EXERCISE REQUIREMENTS — Write out the entire listing below exactly, with the pictures left out.
-- begin DATA SHOWN --
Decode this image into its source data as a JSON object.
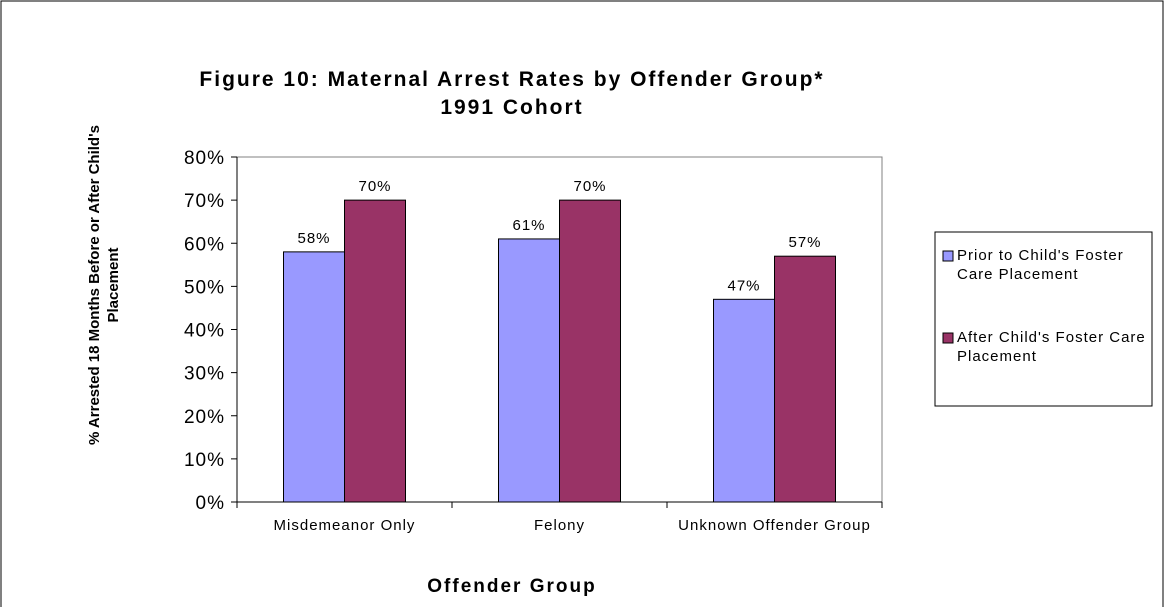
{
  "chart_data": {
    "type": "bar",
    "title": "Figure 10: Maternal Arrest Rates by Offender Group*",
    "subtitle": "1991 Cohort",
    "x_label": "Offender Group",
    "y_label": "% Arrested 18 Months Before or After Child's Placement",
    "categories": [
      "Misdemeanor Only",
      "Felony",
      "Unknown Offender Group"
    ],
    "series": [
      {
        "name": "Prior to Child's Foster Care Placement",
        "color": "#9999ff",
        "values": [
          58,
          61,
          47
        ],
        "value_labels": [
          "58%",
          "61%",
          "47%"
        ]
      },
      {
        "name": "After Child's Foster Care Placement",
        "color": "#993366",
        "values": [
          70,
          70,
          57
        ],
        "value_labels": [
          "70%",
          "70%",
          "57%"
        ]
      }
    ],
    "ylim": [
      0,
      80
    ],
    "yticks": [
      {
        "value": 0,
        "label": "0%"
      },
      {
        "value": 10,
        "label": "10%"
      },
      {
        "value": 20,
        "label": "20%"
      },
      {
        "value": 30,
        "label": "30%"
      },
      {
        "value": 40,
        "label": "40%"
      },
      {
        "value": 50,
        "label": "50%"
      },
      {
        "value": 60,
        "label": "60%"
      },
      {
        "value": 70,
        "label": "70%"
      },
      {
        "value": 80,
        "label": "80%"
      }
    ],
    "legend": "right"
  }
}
-- end DATA SHOWN --
TASK SOLUTION —
Decode this image into its source data as a JSON object.
{
  "chart_data": {
    "type": "bar",
    "title": "Figure 10: Maternal Arrest Rates by Offender Group*",
    "subtitle": "1991 Cohort",
    "x_label": "Offender Group",
    "y_label": "% Arrested 18 Months Before or After Child's Placement",
    "categories": [
      "Misdemeanor Only",
      "Felony",
      "Unknown Offender Group"
    ],
    "series": [
      {
        "name": "Prior to Child's Foster Care Placement",
        "color": "#9999ff",
        "values": [
          58,
          61,
          47
        ],
        "value_labels": [
          "58%",
          "61%",
          "47%"
        ]
      },
      {
        "name": "After Child's Foster Care Placement",
        "color": "#993366",
        "values": [
          70,
          70,
          57
        ],
        "value_labels": [
          "70%",
          "70%",
          "57%"
        ]
      }
    ],
    "ylim": [
      0,
      80
    ],
    "yticks": [
      {
        "value": 0,
        "label": "0%"
      },
      {
        "value": 10,
        "label": "10%"
      },
      {
        "value": 20,
        "label": "20%"
      },
      {
        "value": 30,
        "label": "30%"
      },
      {
        "value": 40,
        "label": "40%"
      },
      {
        "value": 50,
        "label": "50%"
      },
      {
        "value": 60,
        "label": "60%"
      },
      {
        "value": 70,
        "label": "70%"
      },
      {
        "value": 80,
        "label": "80%"
      }
    ],
    "legend": "right"
  }
}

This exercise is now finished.